• [TASK STATEMENT] All lines holding the string "oraiok" are to be shown.

• [Stored items]
------------------------------------------------
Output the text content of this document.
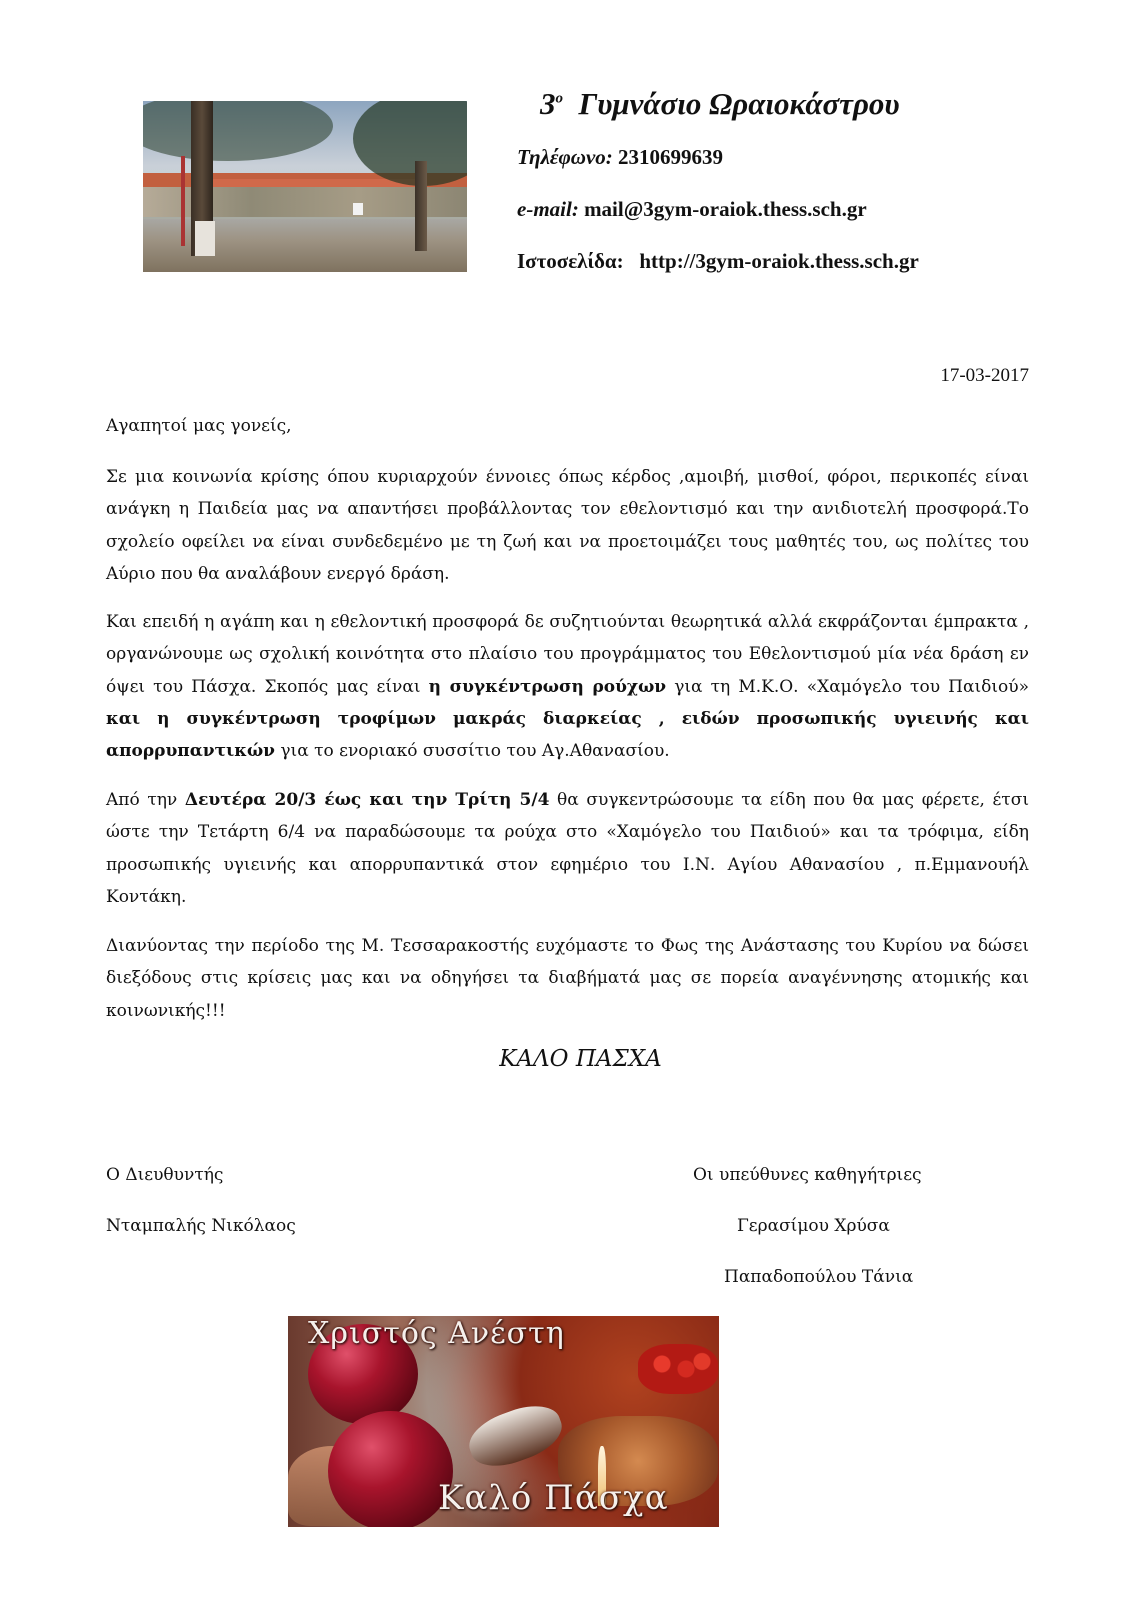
$3^o$ Γυμνάσιο Ωραιοκάστρου
Τηλέφωνο: 2310699639
e-mail: mail@3gym-oraiok.thess.sch.gr
Ιστοσελίδα: http://3gym-oraiok.thess.sch.gr
17-03-2017
Αγαπητοί μας γονείς,
Σε μια κοινωνία κρίσης όπου κυριαρχούν έννοιες όπως κέρδος ,αμοιβή, μισθοί, φόροι, περικοπές είναι ανάγκη η Παιδεία μας να απαντήσει προβάλλοντας τον εθελοντισμό και την ανιδιοτελή προσφορά.Το σχολείο οφείλει να είναι συνδεδεμένο με τη ζωή και να προετοιμάζει τους μαθητές του, ως πολίτες του Αύριο που θα αναλάβουν ενεργό δράση.
Και επειδή η αγάπη και η εθελοντική προσφορά δε συζητιούνται θεωρητικά αλλά εκφράζονται έμπρακτα , οργανώνουμε ως σχολική κοινότητα στο πλαίσιο του προγράμματος του Εθελοντισμού μία νέα δράση εν όψει του Πάσχα. Σκοπός μας είναι η συγκέντρωση ρούχων για τη Μ.Κ.Ο. «Χαμόγελο του Παιδιού» και η συγκέντρωση τροφίμων μακράς διαρκείας , ειδών προσωπικής υγιεινής και απορρυπαντικών για το ενοριακό συσσίτιο του Αγ.Αθανασίου.
Από την Δευτέρα 20/3 έως και την Τρίτη 5/4 θα συγκεντρώσουμε τα είδη που θα μας φέρετε, έτσι ώστε την Τετάρτη 6/4 να παραδώσουμε τα ρούχα στο «Χαμόγελο του Παιδιού» και τα τρόφιμα, είδη προσωπικής υγιεινής και απορρυπαντικά στον εφημέριο του Ι.Ν. Αγίου Αθανασίου , π.Εμμανουήλ Κοντάκη.
Διανύοντας την περίοδο της Μ. Τεσσαρακοστής ευχόμαστε το Φως της Ανάστασης του Κυρίου να δώσει διεξόδους στις κρίσεις μας και να οδηγήσει τα διαβήματά μας σε πορεία αναγέννησης ατομικής και κοινωνικής!!!
ΚΑΛΟ ΠΑΣΧΑ
Ο Διευθυντής
Νταμπαλής Νικόλαος
Οι υπεύθυνες καθηγήτριες
Γερασίμου Χρύσα
Παπαδοπούλου Τάνια
Χριστός Ανέστη
Καλό Πάσχα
------------------------------------------------
• [ANSWER TO THE EXERCISE]
e-mail: mail@3gym-oraiok.thess.sch.gr
Ιστοσελίδα: http://3gym-oraiok.thess.sch.gr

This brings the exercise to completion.